(Items from a dataset)
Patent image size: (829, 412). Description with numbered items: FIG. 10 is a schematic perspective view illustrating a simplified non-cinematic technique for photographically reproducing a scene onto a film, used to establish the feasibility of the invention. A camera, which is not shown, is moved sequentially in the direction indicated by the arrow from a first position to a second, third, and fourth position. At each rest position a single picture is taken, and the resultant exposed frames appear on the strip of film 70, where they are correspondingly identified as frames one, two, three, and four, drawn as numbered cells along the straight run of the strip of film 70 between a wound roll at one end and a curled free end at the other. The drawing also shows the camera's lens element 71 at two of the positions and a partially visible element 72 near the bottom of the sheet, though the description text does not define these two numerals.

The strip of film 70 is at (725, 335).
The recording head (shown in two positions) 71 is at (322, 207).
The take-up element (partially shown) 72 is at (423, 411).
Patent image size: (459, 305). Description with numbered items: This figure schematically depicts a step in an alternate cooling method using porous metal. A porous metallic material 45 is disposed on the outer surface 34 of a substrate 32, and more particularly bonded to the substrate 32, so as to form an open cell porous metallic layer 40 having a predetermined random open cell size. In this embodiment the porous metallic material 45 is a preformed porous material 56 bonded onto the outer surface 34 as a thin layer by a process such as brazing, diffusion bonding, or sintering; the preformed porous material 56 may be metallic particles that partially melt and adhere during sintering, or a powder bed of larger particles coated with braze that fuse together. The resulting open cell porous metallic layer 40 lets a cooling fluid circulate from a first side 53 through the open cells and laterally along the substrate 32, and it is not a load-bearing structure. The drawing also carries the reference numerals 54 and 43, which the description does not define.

* [Task instructions]: Exactly as written, output all of the entries.

* [Reply]:
Patent image size: (829, 412). Description with numbered items: FIG. 10 is a schematic perspective view illustrating a simplified non-cinematic technique for photographically reproducing a scene onto a film, used to establish the feasibility of the invention. A camera, which is not shown, is moved sequentially in the direction indicated by the arrow from a first position to a second, third, and fourth position. At each rest position a single picture is taken, and the resultant exposed frames appear on the strip of film 70, where they are correspondingly identified as frames one, two, three, and four, drawn as numbered cells along the straight run of the strip of film 70 between a wound roll at one end and a curled free end at the other. The drawing also shows the camera's lens element 71 at two of the positions and a partially visible element 72 near the bottom of the sheet, though the description text does not define these two numerals.

The strip of film 70 is at (725, 335).
The recording head (shown in two positions) 71 is at (322, 207).
The take-up element (partially shown) 72 is at (423, 411).
Patent image size: (459, 305). Description with numbered items: This figure schematically depicts a step in an alternate cooling method using porous metal. A porous metallic material 45 is disposed on the outer surface 34 of a substrate 32, and more particularly bonded to the substrate 32, so as to form an open cell porous metallic layer 40 having a predetermined random open cell size. In this embodiment the porous metallic material 45 is a preformed porous material 56 bonded onto the outer surface 34 as a thin layer by a process such as brazing, diffusion bonding, or sintering; the preformed porous material 56 may be metallic particles that partially melt and adhere during sintering, or a powder bed of larger particles coated with braze that fuse together. The resulting open cell porous metallic layer 40 lets a cooling fluid circulate from a first side 53 through the open cells and laterally along the substrate 32, and it is not a load-bearing structure. The drawing also carries the reference numerals 54 and 43, which the description does not define.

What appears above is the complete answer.